EXERCISE - Set down all of the data exactly as it appears.

[Dataset rows]
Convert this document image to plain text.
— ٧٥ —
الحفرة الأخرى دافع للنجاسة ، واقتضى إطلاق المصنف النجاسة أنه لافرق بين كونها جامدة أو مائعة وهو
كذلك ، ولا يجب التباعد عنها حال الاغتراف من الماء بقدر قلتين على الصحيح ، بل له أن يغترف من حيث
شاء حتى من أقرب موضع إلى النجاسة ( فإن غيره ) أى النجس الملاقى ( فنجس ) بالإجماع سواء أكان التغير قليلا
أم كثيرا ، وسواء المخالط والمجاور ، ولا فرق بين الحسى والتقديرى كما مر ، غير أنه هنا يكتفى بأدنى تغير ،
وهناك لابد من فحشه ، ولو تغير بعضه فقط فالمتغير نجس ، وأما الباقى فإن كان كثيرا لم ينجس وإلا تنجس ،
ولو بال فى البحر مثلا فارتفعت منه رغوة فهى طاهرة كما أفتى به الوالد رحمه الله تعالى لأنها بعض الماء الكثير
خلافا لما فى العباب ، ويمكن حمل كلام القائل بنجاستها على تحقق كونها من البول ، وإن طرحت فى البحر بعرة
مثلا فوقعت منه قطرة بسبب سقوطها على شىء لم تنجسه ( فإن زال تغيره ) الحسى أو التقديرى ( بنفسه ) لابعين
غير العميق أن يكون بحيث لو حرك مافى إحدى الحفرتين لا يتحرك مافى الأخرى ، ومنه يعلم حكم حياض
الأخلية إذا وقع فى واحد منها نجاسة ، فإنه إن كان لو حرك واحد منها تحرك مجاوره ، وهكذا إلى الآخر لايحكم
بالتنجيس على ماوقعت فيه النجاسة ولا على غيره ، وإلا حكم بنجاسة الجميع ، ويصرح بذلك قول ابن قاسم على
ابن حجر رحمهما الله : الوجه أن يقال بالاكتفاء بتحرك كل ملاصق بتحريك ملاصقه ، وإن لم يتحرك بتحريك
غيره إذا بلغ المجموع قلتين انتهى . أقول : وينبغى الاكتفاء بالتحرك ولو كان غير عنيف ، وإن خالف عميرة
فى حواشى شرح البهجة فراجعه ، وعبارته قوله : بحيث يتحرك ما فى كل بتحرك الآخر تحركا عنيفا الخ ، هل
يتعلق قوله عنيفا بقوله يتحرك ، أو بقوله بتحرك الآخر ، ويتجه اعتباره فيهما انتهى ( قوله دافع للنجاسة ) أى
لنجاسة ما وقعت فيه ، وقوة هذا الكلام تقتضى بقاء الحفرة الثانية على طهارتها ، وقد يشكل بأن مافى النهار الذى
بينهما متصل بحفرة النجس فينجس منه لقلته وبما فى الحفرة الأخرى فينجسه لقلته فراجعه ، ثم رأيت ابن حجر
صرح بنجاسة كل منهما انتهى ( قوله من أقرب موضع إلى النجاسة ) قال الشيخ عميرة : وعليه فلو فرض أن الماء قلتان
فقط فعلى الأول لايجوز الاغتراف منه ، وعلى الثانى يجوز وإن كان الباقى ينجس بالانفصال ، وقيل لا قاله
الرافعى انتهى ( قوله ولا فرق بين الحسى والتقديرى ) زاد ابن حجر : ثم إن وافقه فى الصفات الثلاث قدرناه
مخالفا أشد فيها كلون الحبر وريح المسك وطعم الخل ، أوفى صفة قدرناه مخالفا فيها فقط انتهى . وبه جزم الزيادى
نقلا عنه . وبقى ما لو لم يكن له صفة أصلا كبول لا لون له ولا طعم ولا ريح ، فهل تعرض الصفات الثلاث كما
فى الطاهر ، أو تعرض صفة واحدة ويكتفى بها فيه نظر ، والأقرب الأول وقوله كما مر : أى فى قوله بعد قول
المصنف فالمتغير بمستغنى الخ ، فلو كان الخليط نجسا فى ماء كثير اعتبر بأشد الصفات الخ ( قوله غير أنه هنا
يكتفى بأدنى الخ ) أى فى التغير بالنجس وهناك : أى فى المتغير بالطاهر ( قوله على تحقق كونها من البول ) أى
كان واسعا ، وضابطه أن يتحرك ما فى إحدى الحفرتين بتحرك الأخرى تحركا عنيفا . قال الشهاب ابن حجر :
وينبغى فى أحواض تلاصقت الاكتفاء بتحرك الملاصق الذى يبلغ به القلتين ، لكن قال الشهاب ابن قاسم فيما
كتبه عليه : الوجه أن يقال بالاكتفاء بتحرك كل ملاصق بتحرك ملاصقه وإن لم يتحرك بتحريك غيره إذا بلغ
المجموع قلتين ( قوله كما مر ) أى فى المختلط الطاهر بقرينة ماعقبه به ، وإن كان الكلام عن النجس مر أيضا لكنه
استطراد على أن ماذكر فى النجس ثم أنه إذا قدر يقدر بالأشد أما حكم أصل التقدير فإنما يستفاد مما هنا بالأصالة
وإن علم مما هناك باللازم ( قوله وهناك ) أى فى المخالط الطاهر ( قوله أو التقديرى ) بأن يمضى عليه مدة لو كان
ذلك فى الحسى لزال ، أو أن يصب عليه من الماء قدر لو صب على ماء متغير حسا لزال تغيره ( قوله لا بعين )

RESULT -
Convert this document image to plain text.
— ٧٥ —
الحفرة الأخرى دافع للنجاسة ، واقتضى إطلاق المصنف النجاسة أنه لافرق بين كونها جامدة أو مائعة وهو
كذلك ، ولا يجب التباعد عنها حال الاغتراف من الماء بقدر قلتين على الصحيح ، بل له أن يغترف من حيث
شاء حتى من أقرب موضع إلى النجاسة ( فإن غيره ) أى النجس الملاقى ( فنجس ) بالإجماع سواء أكان التغير قليلا
أم كثيرا ، وسواء المخالط والمجاور ، ولا فرق بين الحسى والتقديرى كما مر ، غير أنه هنا يكتفى بأدنى تغير ،
وهناك لابد من فحشه ، ولو تغير بعضه فقط فالمتغير نجس ، وأما الباقى فإن كان كثيرا لم ينجس وإلا تنجس ،
ولو بال فى البحر مثلا فارتفعت منه رغوة فهى طاهرة كما أفتى به الوالد رحمه الله تعالى لأنها بعض الماء الكثير
خلافا لما فى العباب ، ويمكن حمل كلام القائل بنجاستها على تحقق كونها من البول ، وإن طرحت فى البحر بعرة
مثلا فوقعت منه قطرة بسبب سقوطها على شىء لم تنجسه ( فإن زال تغيره ) الحسى أو التقديرى ( بنفسه ) لابعين
غير العميق أن يكون بحيث لو حرك مافى إحدى الحفرتين لا يتحرك مافى الأخرى ، ومنه يعلم حكم حياض
الأخلية إذا وقع فى واحد منها نجاسة ، فإنه إن كان لو حرك واحد منها تحرك مجاوره ، وهكذا إلى الآخر لايحكم
بالتنجيس على ماوقعت فيه النجاسة ولا على غيره ، وإلا حكم بنجاسة الجميع ، ويصرح بذلك قول ابن قاسم على
ابن حجر رحمهما الله : الوجه أن يقال بالاكتفاء بتحرك كل ملاصق بتحريك ملاصقه ، وإن لم يتحرك بتحريك
غيره إذا بلغ المجموع قلتين انتهى . أقول : وينبغى الاكتفاء بالتحرك ولو كان غير عنيف ، وإن خالف عميرة
فى حواشى شرح البهجة فراجعه ، وعبارته قوله : بحيث يتحرك ما فى كل بتحرك الآخر تحركا عنيفا الخ ، هل
يتعلق قوله عنيفا بقوله يتحرك ، أو بقوله بتحرك الآخر ، ويتجه اعتباره فيهما انتهى ( قوله دافع للنجاسة ) أى
لنجاسة ما وقعت فيه ، وقوة هذا الكلام تقتضى بقاء الحفرة الثانية على طهارتها ، وقد يشكل بأن مافى النهار الذى
بينهما متصل بحفرة النجس فينجس منه لقلته وبما فى الحفرة الأخرى فينجسه لقلته فراجعه ، ثم رأيت ابن حجر
صرح بنجاسة كل منهما انتهى ( قوله من أقرب موضع إلى النجاسة ) قال الشيخ عميرة : وعليه فلو فرض أن الماء قلتان
فقط فعلى الأول لايجوز الاغتراف منه ، وعلى الثانى يجوز وإن كان الباقى ينجس بالانفصال ، وقيل لا قاله
الرافعى انتهى ( قوله ولا فرق بين الحسى والتقديرى ) زاد ابن حجر : ثم إن وافقه فى الصفات الثلاث قدرناه
مخالفا أشد فيها كلون الحبر وريح المسك وطعم الخل ، أوفى صفة قدرناه مخالفا فيها فقط انتهى . وبه جزم الزيادى
نقلا عنه . وبقى ما لو لم يكن له صفة أصلا كبول لا لون له ولا طعم ولا ريح ، فهل تعرض الصفات الثلاث كما
فى الطاهر ، أو تعرض صفة واحدة ويكتفى بها فيه نظر ، والأقرب الأول وقوله كما مر : أى فى قوله بعد قول
المصنف فالمتغير بمستغنى الخ ، فلو كان الخليط نجسا فى ماء كثير اعتبر بأشد الصفات الخ ( قوله غير أنه هنا
يكتفى بأدنى الخ ) أى فى التغير بالنجس وهناك : أى فى المتغير بالطاهر ( قوله على تحقق كونها من البول ) أى
كان واسعا ، وضابطه أن يتحرك ما فى إحدى الحفرتين بتحرك الأخرى تحركا عنيفا . قال الشهاب ابن حجر :
وينبغى فى أحواض تلاصقت الاكتفاء بتحرك الملاصق الذى يبلغ به القلتين ، لكن قال الشهاب ابن قاسم فيما
كتبه عليه : الوجه أن يقال بالاكتفاء بتحرك كل ملاصق بتحرك ملاصقه وإن لم يتحرك بتحريك غيره إذا بلغ
المجموع قلتين ( قوله كما مر ) أى فى المختلط الطاهر بقرينة ماعقبه به ، وإن كان الكلام عن النجس مر أيضا لكنه
استطراد على أن ماذكر فى النجس ثم أنه إذا قدر يقدر بالأشد أما حكم أصل التقدير فإنما يستفاد مما هنا بالأصالة
وإن علم مما هناك باللازم ( قوله وهناك ) أى فى المخالط الطاهر ( قوله أو التقديرى ) بأن يمضى عليه مدة لو كان
ذلك فى الحسى لزال ، أو أن يصب عليه من الماء قدر لو صب على ماء متغير حسا لزال تغيره ( قوله لا بعين )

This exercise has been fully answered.